The request:
Copy the lines below, starting at the line that contains "- source-line: Forrás: NATO" and continuing through the line that contains "- logo-line: GAZDASÁGKUTATÓ: [52, 26, 136, 37]", both included, with no changes.

Data supplied:
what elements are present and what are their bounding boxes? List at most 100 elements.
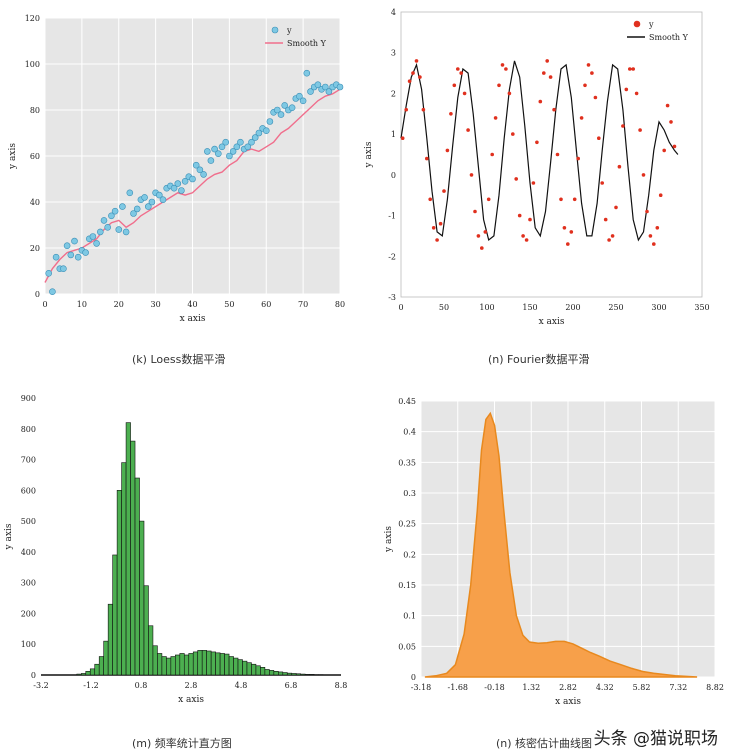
data-point (490, 152, 495, 157)
data-point (672, 144, 677, 149)
y-tick-label: 0.45 (398, 397, 416, 406)
data-point (500, 63, 505, 67)
histogram-bar (278, 671, 284, 676)
data-point (634, 91, 639, 96)
data-point (299, 97, 307, 105)
data-point (170, 184, 178, 192)
data-point (229, 148, 237, 155)
y-tick-label: 700 (21, 456, 36, 465)
data-point (538, 99, 543, 104)
data-point (200, 171, 207, 178)
data-point (211, 145, 218, 153)
data-point (648, 234, 653, 238)
y-tick-label: 0 (35, 290, 40, 299)
data-point (281, 102, 289, 109)
data-point (156, 191, 163, 199)
x-tick-label: -0.18 (484, 683, 505, 692)
x-axis-label: x axis (539, 317, 565, 327)
histogram-bar (237, 659, 243, 676)
data-point (115, 226, 123, 233)
data-point (552, 107, 556, 112)
data-point (145, 203, 152, 210)
x-tick-label: 5.82 (633, 683, 651, 692)
histogram-bar (206, 650, 212, 676)
histogram-bar (89, 668, 96, 676)
x-tick-label: 1.32 (522, 683, 540, 692)
data-point (456, 67, 460, 71)
histogram-bar (246, 662, 252, 676)
caption-kde: (n) 核密估计曲线图 (496, 737, 593, 750)
y-tick-label: 600 (21, 486, 36, 495)
legend-label-points: y (648, 20, 654, 29)
data-point (407, 79, 412, 83)
data-point (476, 234, 481, 238)
histogram-bar (286, 672, 293, 676)
x-tick-label: 150 (522, 303, 537, 312)
histogram-bar (282, 672, 288, 676)
data-point (119, 203, 126, 210)
data-point (662, 148, 666, 153)
loess-smoothing-chart: 0 20 40 60 80 100 120 0 10 20 30 40 50 60 70 80 x axis y … (8, 14, 345, 324)
histogram-bar (103, 640, 109, 676)
y-axis-label: y axis (4, 523, 14, 550)
data-point (542, 71, 546, 75)
plot-frame (400, 11, 703, 298)
legend-label-line: Smooth Y (649, 33, 689, 42)
data-point (610, 234, 615, 238)
data-point (655, 226, 660, 230)
caption-fourier: (n) Fourier数据平滑 (488, 353, 590, 366)
x-tick-label: 50 (439, 303, 449, 312)
data-point (178, 187, 185, 194)
legend-marker-points (271, 26, 279, 34)
data-point (504, 67, 508, 71)
histogram-bar (179, 653, 185, 676)
histogram-bar (116, 490, 122, 676)
histogram-bar (157, 653, 163, 676)
data-point (600, 181, 604, 185)
histogram-bar (309, 674, 315, 676)
data-point (174, 180, 182, 187)
x-tick-label: 0 (398, 303, 403, 312)
histogram-bar (201, 650, 207, 676)
histogram-bar (152, 645, 158, 676)
data-point (192, 161, 200, 169)
histogram-bar (224, 653, 230, 676)
x-tick-label: -3.2 (33, 681, 48, 690)
y-tick-label: 0.3 (403, 489, 416, 498)
data-point (296, 92, 303, 100)
histogram-bar (251, 663, 257, 676)
data-point (562, 226, 567, 230)
histogram-bar (76, 673, 82, 676)
histogram-bar (134, 477, 140, 676)
data-point (336, 83, 344, 91)
data-point (535, 140, 539, 145)
x-tick-label: 4.8 (235, 681, 248, 690)
y-tick-label: 0.25 (398, 520, 416, 529)
caption-loess: (k) Loess数据平滑 (132, 353, 226, 366)
histogram-bar (107, 603, 113, 676)
smooth-y-line (400, 60, 679, 242)
histogram-bar (125, 422, 131, 676)
x-tick-label: 8.82 (706, 683, 724, 692)
y-axis-label: y axis (364, 141, 374, 168)
legend-label-line: Smooth Y (287, 39, 327, 48)
data-point (222, 138, 229, 146)
data-point (569, 230, 574, 234)
x-tick-label: 2.82 (559, 683, 577, 692)
data-point (593, 95, 598, 100)
data-point (431, 226, 436, 230)
data-point (189, 175, 196, 183)
data-point (67, 251, 75, 259)
x-axis-label: x axis (180, 314, 206, 324)
data-point (428, 197, 433, 202)
data-point (631, 67, 635, 71)
y-tick-label: -1 (388, 212, 396, 221)
x-tick-label: 0.8 (135, 681, 148, 690)
data-point (435, 238, 439, 242)
legend-label-points: y (286, 26, 292, 35)
histogram-bar (197, 650, 203, 676)
data-point (473, 209, 477, 214)
data-point (414, 59, 419, 63)
y-tick-label: 500 (21, 517, 36, 526)
data-point (303, 69, 311, 77)
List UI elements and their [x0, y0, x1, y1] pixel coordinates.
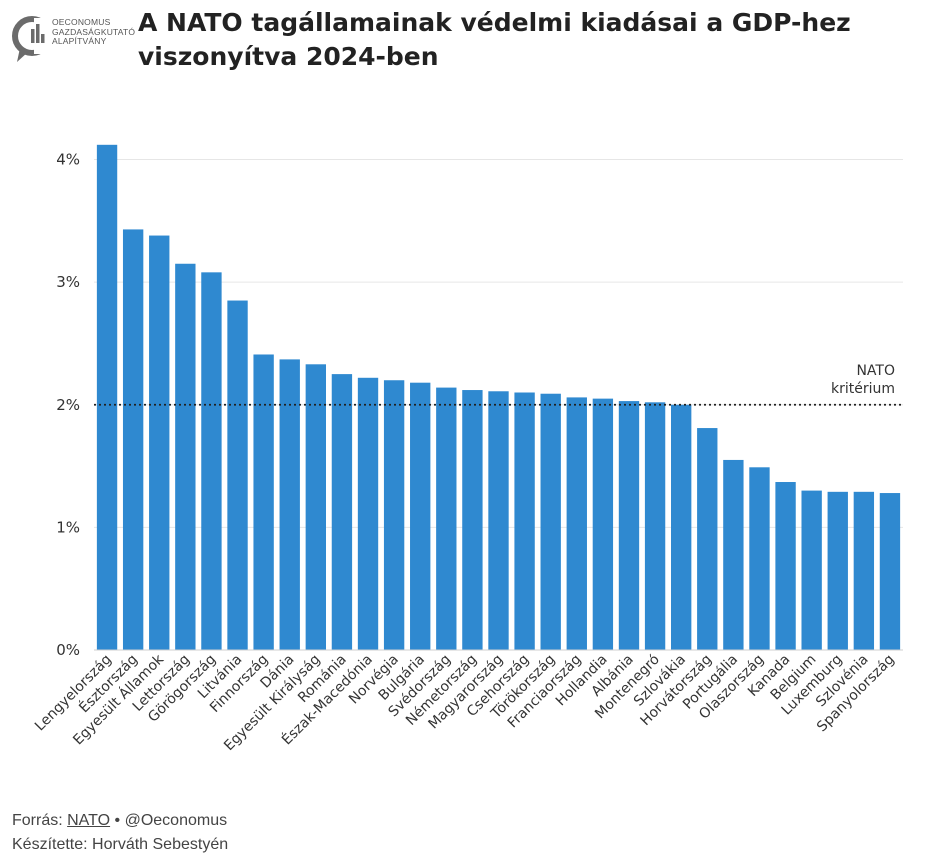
- source-line: Forrás: NATO • @Oeconomus: [12, 809, 228, 833]
- bar: [122, 229, 144, 650]
- reference-line-label: NATO: [856, 363, 895, 379]
- bar: [462, 390, 483, 650]
- logo-line: ALAPÍTVÁNY: [52, 36, 107, 46]
- reference-line-label: kritérium: [831, 381, 895, 397]
- logo-line: GAZDASÁGKUTATÓ: [52, 26, 136, 37]
- chart-footer: Forrás: NATO • @Oeconomus Készítette: Ho…: [12, 809, 228, 857]
- bar: [488, 391, 509, 650]
- bar: [566, 397, 587, 650]
- bar: [801, 490, 822, 650]
- bar: [697, 428, 718, 650]
- bar: [383, 380, 405, 650]
- y-tick-label: 0%: [56, 641, 80, 659]
- bar: [96, 144, 118, 651]
- y-tick-label: 1%: [56, 518, 80, 536]
- y-tick-label: 4%: [56, 151, 80, 169]
- bar-chart: 0%1%2%3%4%LengyelországÉsztországEgyesül…: [32, 144, 903, 754]
- bar: [331, 374, 353, 650]
- oeconomus-logo: OECONOMUS GAZDASÁGKUTATÓ ALAPÍTVÁNY: [12, 10, 142, 70]
- source-suffix: • @Oeconomus: [110, 812, 228, 829]
- bar: [253, 354, 274, 650]
- bar: [201, 272, 222, 650]
- bar: [618, 401, 640, 650]
- bar: [175, 263, 196, 650]
- bar: [827, 491, 848, 650]
- bar: [592, 398, 614, 650]
- bar: [305, 364, 327, 650]
- bar: [540, 393, 561, 650]
- bar: [749, 467, 770, 650]
- bar: [775, 482, 796, 650]
- source-prefix: Forrás:: [12, 812, 68, 829]
- bar: [279, 359, 300, 650]
- logo-text: OECONOMUS GAZDASÁGKUTATÓ ALAPÍTVÁNY: [52, 17, 136, 47]
- bar: [853, 491, 875, 650]
- y-tick-label: 3%: [56, 273, 80, 291]
- bar: [879, 493, 901, 650]
- chart-title: A NATO tagállamainak védelmi kiadásai a …: [138, 8, 851, 71]
- bar: [410, 382, 431, 650]
- bar: [357, 377, 379, 650]
- source-link[interactable]: NATO: [67, 812, 111, 829]
- bar: [514, 392, 535, 650]
- bar: [644, 402, 666, 650]
- bar: [670, 404, 692, 650]
- bar: [723, 459, 744, 650]
- bar: [436, 387, 457, 650]
- chart-header: OECONOMUS GAZDASÁGKUTATÓ ALAPÍTVÁNY A NA…: [0, 0, 946, 90]
- bar: [227, 300, 248, 650]
- logo-line: OECONOMUS: [52, 17, 111, 27]
- y-tick-label: 2%: [56, 396, 80, 414]
- oeconomus-logo-icon: [12, 16, 54, 62]
- author-line: Készítette: Horváth Sebestyén: [12, 836, 229, 853]
- bar: [149, 235, 170, 651]
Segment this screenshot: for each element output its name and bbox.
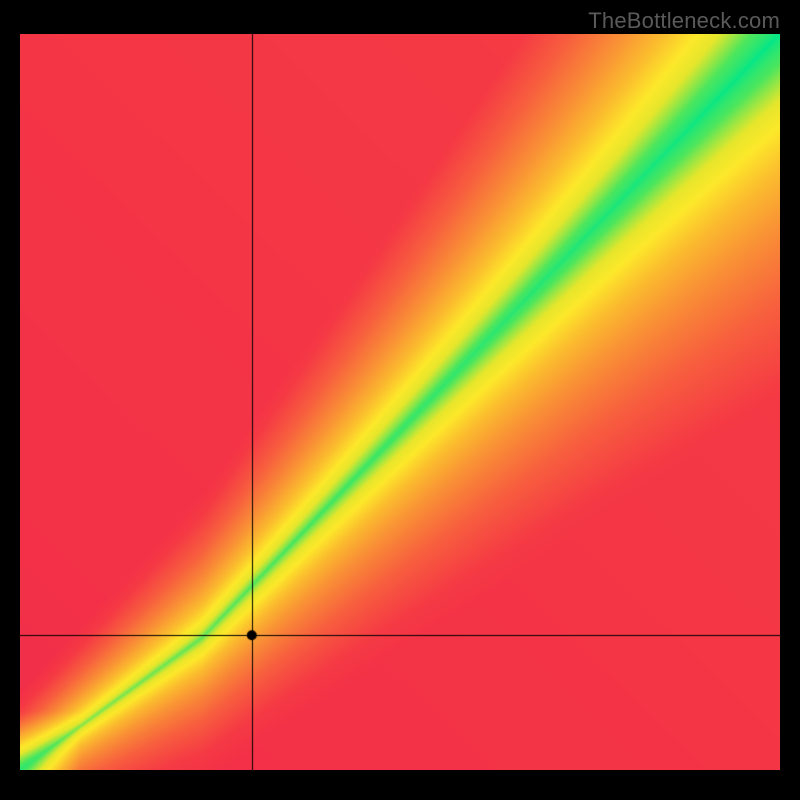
heatmap-plot [20,34,780,770]
heatmap-canvas [20,34,780,770]
chart-container: TheBottleneck.com [0,0,800,800]
watermark-text: TheBottleneck.com [588,8,780,34]
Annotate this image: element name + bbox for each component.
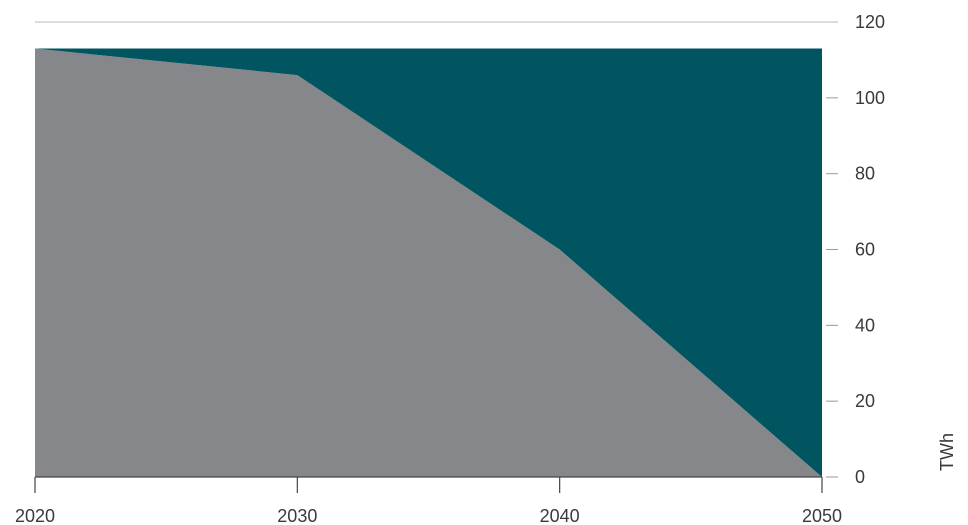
y-tick-label-120: 120	[855, 12, 885, 32]
y-tick-label-40: 40	[855, 315, 875, 335]
x-tick-label-2050: 2050	[802, 506, 842, 525]
y-tick-label-100: 100	[855, 88, 885, 108]
area-series-1	[35, 48, 822, 478]
plot-areas	[35, 48, 822, 478]
y-tick-label-80: 80	[855, 164, 875, 184]
x-tick-label-2030: 2030	[277, 506, 317, 525]
area-series-2	[35, 48, 822, 478]
axes	[34, 21, 838, 493]
y-tick-label-60: 60	[855, 240, 875, 260]
x-tick-label-2040: 2040	[540, 506, 580, 525]
y-axis-label: TWh	[937, 433, 957, 471]
y-tick-label-0: 0	[855, 467, 865, 487]
y-tick-label-20: 20	[855, 391, 875, 411]
x-tick-label-2020: 2020	[15, 506, 55, 525]
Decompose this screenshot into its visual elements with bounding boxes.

Expected answer:
- source-line: Forrás: NATO • @Oeconomus: [12, 809, 228, 833]
- bar: [122, 229, 144, 650]
- reference-line-label: NATO: [856, 363, 895, 379]
- bar: [462, 390, 483, 650]
- logo-line: ALAPÍTVÁNY: [52, 36, 107, 46]
- reference-line-label: kritérium: [831, 381, 895, 397]
- logo-line: GAZDASÁGKUTATÓ: [52, 26, 136, 37]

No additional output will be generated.